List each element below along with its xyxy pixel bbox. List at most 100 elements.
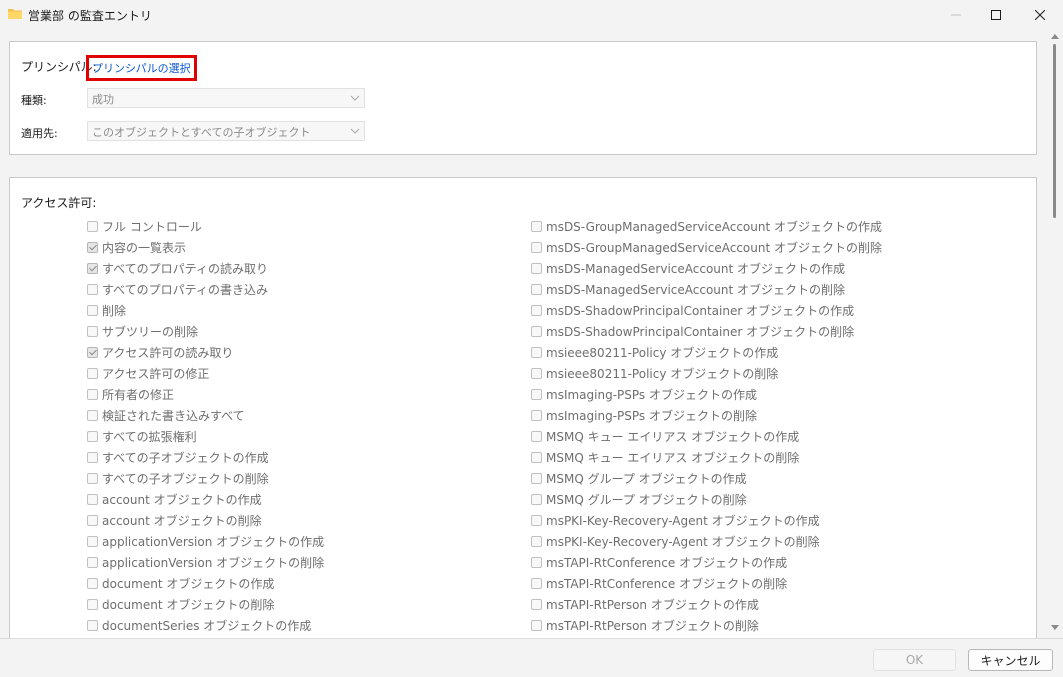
permission-checkbox[interactable] <box>87 620 98 631</box>
permission-label: アクセス許可の修正 <box>102 367 210 381</box>
permission-checkbox[interactable] <box>87 347 98 358</box>
scrollbar-thumb[interactable] <box>1053 44 1056 218</box>
close-icon <box>1035 10 1045 20</box>
permission-item: すべての拡張権利 <box>87 426 324 447</box>
permission-label: すべての拡張権利 <box>102 430 197 444</box>
permission-checkbox[interactable] <box>531 305 542 316</box>
permission-checkbox[interactable] <box>531 515 542 526</box>
permission-checkbox[interactable] <box>531 326 542 337</box>
permission-item: msImaging-PSPs オブジェクトの作成 <box>531 384 882 405</box>
permission-item: MSMQ グループ オブジェクトの作成 <box>531 468 882 489</box>
permission-label: フル コントロール <box>102 220 202 234</box>
permission-checkbox[interactable] <box>87 389 98 400</box>
permission-checkbox[interactable] <box>87 473 98 484</box>
permission-label: msDS-ManagedServiceAccount オブジェクトの作成 <box>546 262 846 276</box>
permission-label: msImaging-PSPs オブジェクトの作成 <box>546 388 757 402</box>
permission-checkbox[interactable] <box>531 620 542 631</box>
permission-label: MSMQ グループ オブジェクトの削除 <box>546 493 747 507</box>
permission-checkbox[interactable] <box>87 263 98 274</box>
applies-to-select[interactable]: このオブジェクトとすべての子オブジェクト <box>87 121 365 141</box>
permission-label: 所有者の修正 <box>102 388 175 402</box>
maximize-button[interactable] <box>973 0 1019 30</box>
permission-checkbox[interactable] <box>87 410 98 421</box>
permission-checkbox[interactable] <box>87 494 98 505</box>
permission-checkbox[interactable] <box>87 242 98 253</box>
permission-item: 所有者の修正 <box>87 384 324 405</box>
permission-checkbox[interactable] <box>87 326 98 337</box>
permission-label: msTAPI-RtPerson オブジェクトの削除 <box>546 619 759 633</box>
permission-item: 検証された書き込みすべて <box>87 405 324 426</box>
scroll-up-icon[interactable] <box>1051 33 1059 39</box>
permission-checkbox[interactable] <box>531 557 542 568</box>
permission-label: msImaging-PSPs オブジェクトの削除 <box>546 409 757 423</box>
permission-checkbox[interactable] <box>531 368 542 379</box>
permission-item: msTAPI-RtPerson オブジェクトの作成 <box>531 594 882 615</box>
permission-label: account オブジェクトの作成 <box>102 493 262 507</box>
permission-item: アクセス許可の読み取り <box>87 342 324 363</box>
permission-label: 削除 <box>102 304 127 318</box>
permission-checkbox[interactable] <box>87 368 98 379</box>
permission-item: MSMQ キュー エイリアス オブジェクトの作成 <box>531 426 882 447</box>
permission-checkbox[interactable] <box>87 284 98 295</box>
permission-label: msDS-ManagedServiceAccount オブジェクトの削除 <box>546 283 846 297</box>
permission-label: msPKI-Key-Recovery-Agent オブジェクトの作成 <box>546 514 820 528</box>
permission-item: すべての子オブジェクトの作成 <box>87 447 324 468</box>
permission-checkbox[interactable] <box>531 494 542 505</box>
permission-checkbox[interactable] <box>531 599 542 610</box>
permission-checkbox[interactable] <box>87 431 98 442</box>
permission-item: documentSeries オブジェクトの作成 <box>87 615 324 636</box>
ok-button[interactable]: OK <box>873 649 956 671</box>
permission-checkbox[interactable] <box>531 242 542 253</box>
permission-label: msDS-GroupManagedServiceAccount オブジェクトの作… <box>546 220 883 234</box>
permission-item: document オブジェクトの作成 <box>87 573 324 594</box>
permission-checkbox[interactable] <box>531 389 542 400</box>
permission-checkbox[interactable] <box>87 578 98 589</box>
permission-checkbox[interactable] <box>87 305 98 316</box>
permission-item: msieee80211-Policy オブジェクトの削除 <box>531 363 882 384</box>
permission-checkbox[interactable] <box>531 431 542 442</box>
permission-checkbox[interactable] <box>531 452 542 463</box>
permission-item: msPKI-Key-Recovery-Agent オブジェクトの削除 <box>531 531 882 552</box>
permission-checkbox[interactable] <box>531 263 542 274</box>
applies-to-select-value: このオブジェクトとすべての子オブジェクト <box>92 126 311 139</box>
permission-item: document オブジェクトの削除 <box>87 594 324 615</box>
permission-checkbox[interactable] <box>87 557 98 568</box>
type-select[interactable]: 成功 <box>87 88 365 108</box>
permission-label: account オブジェクトの削除 <box>102 514 262 528</box>
cancel-button[interactable]: キャンセル <box>968 649 1053 671</box>
permission-item: msTAPI-RtConference オブジェクトの作成 <box>531 552 882 573</box>
folder-icon <box>8 9 22 19</box>
permission-label: 検証された書き込みすべて <box>102 409 245 423</box>
permission-checkbox[interactable] <box>87 536 98 547</box>
permission-checkbox[interactable] <box>87 599 98 610</box>
permission-checkbox[interactable] <box>531 347 542 358</box>
permission-item: msDS-ShadowPrincipalContainer オブジェクトの作成 <box>531 300 882 321</box>
permission-label: msDS-ShadowPrincipalContainer オブジェクトの削除 <box>546 325 855 339</box>
permission-checkbox[interactable] <box>87 221 98 232</box>
select-principal-link[interactable]: プリンシパルの選択 <box>86 55 197 81</box>
permission-item: 内容の一覧表示 <box>87 237 324 258</box>
permission-checkbox[interactable] <box>531 221 542 232</box>
permission-label: MSMQ キュー エイリアス オブジェクトの作成 <box>546 430 800 444</box>
permissions-list-right: msDS-GroupManagedServiceAccount オブジェクトの作… <box>531 216 882 636</box>
permission-checkbox[interactable] <box>531 284 542 295</box>
permission-checkbox[interactable] <box>531 578 542 589</box>
permission-label: msieee80211-Policy オブジェクトの削除 <box>546 367 779 381</box>
vertical-scrollbar[interactable] <box>1047 30 1063 638</box>
permission-label: msTAPI-RtConference オブジェクトの削除 <box>546 577 788 591</box>
permission-checkbox[interactable] <box>531 473 542 484</box>
permission-checkbox[interactable] <box>87 452 98 463</box>
permission-checkbox[interactable] <box>87 515 98 526</box>
permission-item: account オブジェクトの作成 <box>87 489 324 510</box>
minimize-icon <box>951 14 961 16</box>
close-button[interactable] <box>1017 0 1063 30</box>
permission-label: documentSeries オブジェクトの作成 <box>102 619 312 633</box>
scroll-down-icon[interactable] <box>1051 625 1059 631</box>
permission-item: msDS-ShadowPrincipalContainer オブジェクトの削除 <box>531 321 882 342</box>
principal-group: プリンシパル: プリンシパルの選択 種類: 成功 適用先: このオブジェクトとす… <box>9 41 1037 155</box>
permission-checkbox[interactable] <box>531 410 542 421</box>
permission-checkbox[interactable] <box>531 536 542 547</box>
permission-item: アクセス許可の修正 <box>87 363 324 384</box>
permission-item: サブツリーの削除 <box>87 321 324 342</box>
permission-label: サブツリーの削除 <box>102 325 199 339</box>
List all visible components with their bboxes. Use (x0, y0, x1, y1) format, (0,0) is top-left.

DIRECTIVE:
Copy out all of the material above word for word, leaving out the pictures.

EXERCISE RESPONSE:
List each element below along with its xyxy pixel bbox. List at most 100 elements.
permission-checkbox[interactable] <box>87 620 98 631</box>
permission-label: アクセス許可の修正 <box>102 367 210 381</box>
permission-checkbox[interactable] <box>87 347 98 358</box>
scrollbar-thumb[interactable] <box>1053 44 1056 218</box>
close-icon <box>1035 10 1045 20</box>
permission-item: すべての拡張権利 <box>87 426 324 447</box>
permission-label: すべての拡張権利 <box>102 430 197 444</box>
permission-checkbox[interactable] <box>531 305 542 316</box>
permission-checkbox[interactable] <box>531 515 542 526</box>
permission-checkbox[interactable] <box>531 326 542 337</box>
permission-item: msImaging-PSPs オブジェクトの作成 <box>531 384 882 405</box>
permission-item: MSMQ グループ オブジェクトの作成 <box>531 468 882 489</box>
permission-label: フル コントロール <box>102 220 202 234</box>
permission-checkbox[interactable] <box>87 389 98 400</box>
permission-checkbox[interactable] <box>87 473 98 484</box>
permission-label: msDS-ManagedServiceAccount オブジェクトの作成 <box>546 262 846 276</box>
permission-label: msImaging-PSPs オブジェクトの作成 <box>546 388 757 402</box>
permission-checkbox[interactable] <box>531 620 542 631</box>
permission-label: MSMQ グループ オブジェクトの削除 <box>546 493 747 507</box>
permission-checkbox[interactable] <box>87 263 98 274</box>
applies-to-select[interactable]: このオブジェクトとすべての子オブジェクト <box>87 121 365 141</box>
permission-label: 所有者の修正 <box>102 388 175 402</box>
maximize-button[interactable] <box>973 0 1019 30</box>
permission-checkbox[interactable] <box>87 410 98 421</box>
permission-checkbox[interactable] <box>87 494 98 505</box>
permission-checkbox[interactable] <box>87 242 98 253</box>
permission-item: 所有者の修正 <box>87 384 324 405</box>
permission-checkbox[interactable] <box>87 326 98 337</box>
permission-label: msTAPI-RtPerson オブジェクトの削除 <box>546 619 759 633</box>
permission-item: 検証された書き込みすべて <box>87 405 324 426</box>
scroll-up-icon[interactable] <box>1051 33 1059 39</box>
permission-checkbox[interactable] <box>531 557 542 568</box>
permission-label: msImaging-PSPs オブジェクトの削除 <box>546 409 757 423</box>
permission-checkbox[interactable] <box>531 368 542 379</box>
permission-item: msTAPI-RtPerson オブジェクトの作成 <box>531 594 882 615</box>
permission-label: account オブジェクトの作成 <box>102 493 262 507</box>
permission-item: アクセス許可の読み取り <box>87 342 324 363</box>
permission-label: 削除 <box>102 304 127 318</box>
permission-checkbox[interactable] <box>87 368 98 379</box>
permission-item: MSMQ キュー エイリアス オブジェクトの作成 <box>531 426 882 447</box>
permission-checkbox[interactable] <box>87 284 98 295</box>
permission-label: msDS-ManagedServiceAccount オブジェクトの削除 <box>546 283 846 297</box>
permission-label: msPKI-Key-Recovery-Agent オブジェクトの作成 <box>546 514 820 528</box>
permission-item: すべての子オブジェクトの作成 <box>87 447 324 468</box>
permission-checkbox[interactable] <box>531 494 542 505</box>
permission-checkbox[interactable] <box>531 599 542 610</box>
permission-checkbox[interactable] <box>87 431 98 442</box>
permission-item: documentSeries オブジェクトの作成 <box>87 615 324 636</box>
ok-button[interactable]: OK <box>873 649 956 671</box>
permission-checkbox[interactable] <box>531 242 542 253</box>
permission-label: msDS-GroupManagedServiceAccount オブジェクトの作… <box>546 220 883 234</box>
permission-item: document オブジェクトの作成 <box>87 573 324 594</box>
permission-checkbox[interactable] <box>531 389 542 400</box>
permission-checkbox[interactable] <box>87 578 98 589</box>
permission-checkbox[interactable] <box>87 305 98 316</box>
permission-item: msieee80211-Policy オブジェクトの削除 <box>531 363 882 384</box>
permission-checkbox[interactable] <box>531 431 542 442</box>
permission-checkbox[interactable] <box>531 452 542 463</box>
permission-item: msPKI-Key-Recovery-Agent オブジェクトの削除 <box>531 531 882 552</box>
permission-checkbox[interactable] <box>531 263 542 274</box>
applies-to-select-value: このオブジェクトとすべての子オブジェクト <box>92 126 311 139</box>
permission-item: document オブジェクトの削除 <box>87 594 324 615</box>
permission-checkbox[interactable] <box>87 557 98 568</box>
type-select[interactable]: 成功 <box>87 88 365 108</box>
permission-label: account オブジェクトの削除 <box>102 514 262 528</box>
cancel-button[interactable]: キャンセル <box>968 649 1053 671</box>
permission-item: msTAPI-RtConference オブジェクトの作成 <box>531 552 882 573</box>
folder-icon <box>8 9 22 19</box>
permission-label: 検証された書き込みすべて <box>102 409 245 423</box>
permission-checkbox[interactable] <box>87 536 98 547</box>
permission-checkbox[interactable] <box>87 599 98 610</box>
permission-checkbox[interactable] <box>531 347 542 358</box>
permission-item: msDS-ShadowPrincipalContainer オブジェクトの作成 <box>531 300 882 321</box>
permission-label: msDS-ShadowPrincipalContainer オブジェクトの削除 <box>546 325 855 339</box>
permission-checkbox[interactable] <box>87 221 98 232</box>
select-principal-link[interactable]: プリンシパルの選択 <box>86 55 197 81</box>
permission-item: 内容の一覧表示 <box>87 237 324 258</box>
permission-checkbox[interactable] <box>531 221 542 232</box>
permission-label: MSMQ キュー エイリアス オブジェクトの作成 <box>546 430 800 444</box>
permissions-list-right: msDS-GroupManagedServiceAccount オブジェクトの作… <box>531 216 882 636</box>
permission-checkbox[interactable] <box>531 284 542 295</box>
permission-checkbox[interactable] <box>531 578 542 589</box>
permission-label: msieee80211-Policy オブジェクトの削除 <box>546 367 779 381</box>
vertical-scrollbar[interactable] <box>1047 30 1063 638</box>
permission-label: msTAPI-RtConference オブジェクトの削除 <box>546 577 788 591</box>
permission-checkbox[interactable] <box>531 473 542 484</box>
permission-checkbox[interactable] <box>87 452 98 463</box>
permission-checkbox[interactable] <box>87 515 98 526</box>
permission-item: account オブジェクトの作成 <box>87 489 324 510</box>
minimize-icon <box>951 14 961 16</box>
close-button[interactable] <box>1017 0 1063 30</box>
permission-label: documentSeries オブジェクトの作成 <box>102 619 312 633</box>
scroll-down-icon[interactable] <box>1051 625 1059 631</box>
permission-item: msDS-ShadowPrincipalContainer オブジェクトの削除 <box>531 321 882 342</box>
principal-group: プリンシパル: プリンシパルの選択 種類: 成功 適用先: このオブジェクトとす… <box>9 41 1037 155</box>
permission-checkbox[interactable] <box>531 410 542 421</box>
permission-checkbox[interactable] <box>531 536 542 547</box>
permission-item: アクセス許可の修正 <box>87 363 324 384</box>
permission-item: サブツリーの削除 <box>87 321 324 342</box>
permission-label: サブツリーの削除 <box>102 325 199 339</box>
List all visible components with their bboxes. Use (x0, y0, x1, y1) format, (0,0) is top-left.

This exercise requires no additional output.